■ What you should do
Pull every line containing "Accuracy" from the entries.

Items from a figure collection
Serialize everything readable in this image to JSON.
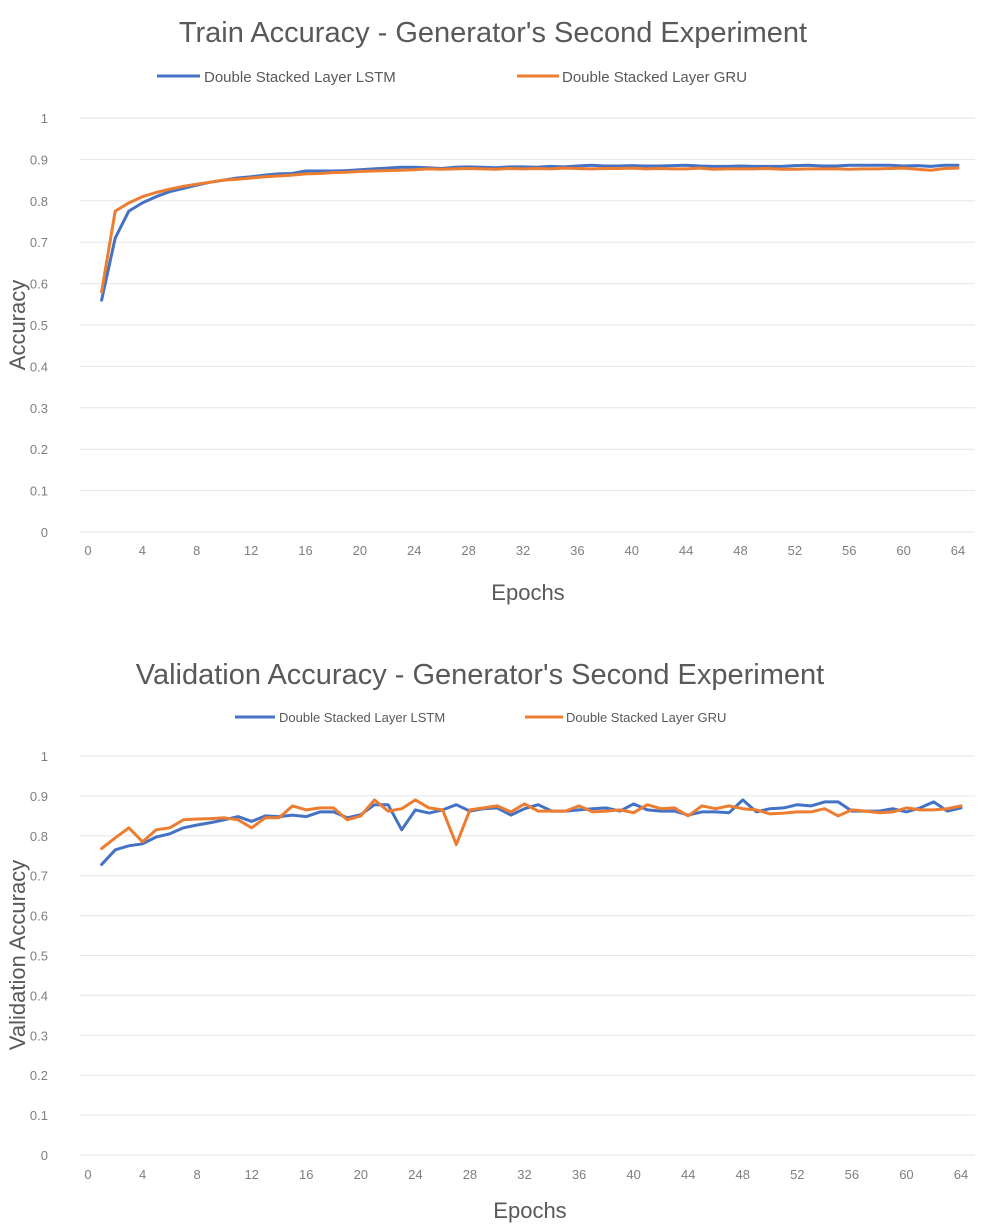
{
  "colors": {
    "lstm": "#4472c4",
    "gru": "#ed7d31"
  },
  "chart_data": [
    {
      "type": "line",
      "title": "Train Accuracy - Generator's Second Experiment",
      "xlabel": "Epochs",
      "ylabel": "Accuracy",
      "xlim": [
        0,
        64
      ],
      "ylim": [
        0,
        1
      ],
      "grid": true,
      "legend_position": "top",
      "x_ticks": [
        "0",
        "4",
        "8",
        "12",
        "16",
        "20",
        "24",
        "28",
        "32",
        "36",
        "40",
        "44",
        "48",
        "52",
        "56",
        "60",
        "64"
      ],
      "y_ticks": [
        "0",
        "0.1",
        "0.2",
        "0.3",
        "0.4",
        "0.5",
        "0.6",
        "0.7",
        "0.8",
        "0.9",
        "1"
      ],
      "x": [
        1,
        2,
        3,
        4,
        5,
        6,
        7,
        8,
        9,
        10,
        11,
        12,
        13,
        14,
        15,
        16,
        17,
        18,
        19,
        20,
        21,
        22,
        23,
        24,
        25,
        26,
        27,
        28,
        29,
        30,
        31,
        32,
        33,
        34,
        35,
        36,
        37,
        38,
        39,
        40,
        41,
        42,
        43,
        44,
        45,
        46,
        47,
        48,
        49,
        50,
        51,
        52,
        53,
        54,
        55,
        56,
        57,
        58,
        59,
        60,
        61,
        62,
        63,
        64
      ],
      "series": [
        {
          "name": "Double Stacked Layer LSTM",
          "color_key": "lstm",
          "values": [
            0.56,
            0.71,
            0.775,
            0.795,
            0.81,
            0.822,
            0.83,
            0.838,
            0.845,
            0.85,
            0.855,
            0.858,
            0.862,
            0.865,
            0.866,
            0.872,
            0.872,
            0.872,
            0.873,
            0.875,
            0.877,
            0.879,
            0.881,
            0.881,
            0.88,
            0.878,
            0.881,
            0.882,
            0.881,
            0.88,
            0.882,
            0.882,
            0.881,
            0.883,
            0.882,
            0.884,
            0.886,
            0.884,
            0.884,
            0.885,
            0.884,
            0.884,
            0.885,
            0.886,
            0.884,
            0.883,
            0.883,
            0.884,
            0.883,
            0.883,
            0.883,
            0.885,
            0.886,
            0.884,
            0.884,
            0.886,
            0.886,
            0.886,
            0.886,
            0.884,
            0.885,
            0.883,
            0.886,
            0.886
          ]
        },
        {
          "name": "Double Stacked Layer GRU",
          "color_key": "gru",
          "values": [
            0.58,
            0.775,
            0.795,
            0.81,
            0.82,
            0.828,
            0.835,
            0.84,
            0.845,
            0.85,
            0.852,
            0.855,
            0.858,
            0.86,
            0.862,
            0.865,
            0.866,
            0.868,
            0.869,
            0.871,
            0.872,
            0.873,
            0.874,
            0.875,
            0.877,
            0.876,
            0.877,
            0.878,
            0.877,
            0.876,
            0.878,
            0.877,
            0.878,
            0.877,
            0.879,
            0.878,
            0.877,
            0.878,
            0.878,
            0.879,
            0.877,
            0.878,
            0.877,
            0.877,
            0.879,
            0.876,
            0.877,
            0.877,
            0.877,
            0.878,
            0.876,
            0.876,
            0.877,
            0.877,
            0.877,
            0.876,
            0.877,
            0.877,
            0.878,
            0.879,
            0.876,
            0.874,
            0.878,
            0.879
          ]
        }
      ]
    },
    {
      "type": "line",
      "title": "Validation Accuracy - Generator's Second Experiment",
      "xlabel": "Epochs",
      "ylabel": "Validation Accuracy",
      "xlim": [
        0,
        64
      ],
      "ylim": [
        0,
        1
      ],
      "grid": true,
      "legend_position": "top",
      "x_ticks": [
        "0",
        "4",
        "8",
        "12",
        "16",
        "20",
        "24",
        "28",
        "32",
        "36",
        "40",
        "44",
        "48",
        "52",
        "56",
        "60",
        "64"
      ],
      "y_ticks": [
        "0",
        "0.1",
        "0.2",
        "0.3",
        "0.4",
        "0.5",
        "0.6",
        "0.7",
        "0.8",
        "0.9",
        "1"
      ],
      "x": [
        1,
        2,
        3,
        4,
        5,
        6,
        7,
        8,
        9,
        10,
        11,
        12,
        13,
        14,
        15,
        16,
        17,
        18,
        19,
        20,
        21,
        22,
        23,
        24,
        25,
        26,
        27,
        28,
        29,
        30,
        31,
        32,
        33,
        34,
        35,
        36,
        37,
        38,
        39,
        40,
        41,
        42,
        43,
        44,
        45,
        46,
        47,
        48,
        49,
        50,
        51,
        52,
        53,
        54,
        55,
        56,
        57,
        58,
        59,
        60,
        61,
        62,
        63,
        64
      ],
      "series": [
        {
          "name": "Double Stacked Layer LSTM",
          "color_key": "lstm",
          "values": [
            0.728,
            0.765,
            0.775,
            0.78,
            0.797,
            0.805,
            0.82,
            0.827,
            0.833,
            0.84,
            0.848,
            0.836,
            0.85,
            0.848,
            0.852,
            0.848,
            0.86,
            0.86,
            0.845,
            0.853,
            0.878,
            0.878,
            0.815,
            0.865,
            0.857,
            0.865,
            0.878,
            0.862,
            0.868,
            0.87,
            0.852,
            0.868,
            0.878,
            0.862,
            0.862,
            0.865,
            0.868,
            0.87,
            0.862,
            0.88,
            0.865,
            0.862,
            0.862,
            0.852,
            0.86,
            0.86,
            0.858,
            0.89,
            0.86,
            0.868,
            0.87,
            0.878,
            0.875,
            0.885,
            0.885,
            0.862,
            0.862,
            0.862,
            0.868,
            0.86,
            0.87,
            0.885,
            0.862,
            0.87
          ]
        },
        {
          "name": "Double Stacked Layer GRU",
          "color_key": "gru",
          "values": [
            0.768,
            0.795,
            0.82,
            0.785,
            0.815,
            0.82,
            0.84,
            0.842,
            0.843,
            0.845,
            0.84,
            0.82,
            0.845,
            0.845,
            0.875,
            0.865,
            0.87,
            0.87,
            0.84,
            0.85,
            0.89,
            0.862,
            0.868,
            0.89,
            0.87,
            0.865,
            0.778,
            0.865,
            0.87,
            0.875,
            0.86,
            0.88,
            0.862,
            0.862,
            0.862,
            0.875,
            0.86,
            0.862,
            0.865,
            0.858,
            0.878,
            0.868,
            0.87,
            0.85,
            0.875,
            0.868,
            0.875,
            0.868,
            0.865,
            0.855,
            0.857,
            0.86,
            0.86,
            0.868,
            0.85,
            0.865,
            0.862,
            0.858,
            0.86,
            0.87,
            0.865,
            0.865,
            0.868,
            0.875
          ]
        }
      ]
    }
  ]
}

■ Problem solution
      "title": "Train Accuracy - Generator's Second Experiment",
      "ylabel": "Accuracy",
      "title": "Validation Accuracy - Generator's Second Experiment",
      "ylabel": "Validation Accuracy",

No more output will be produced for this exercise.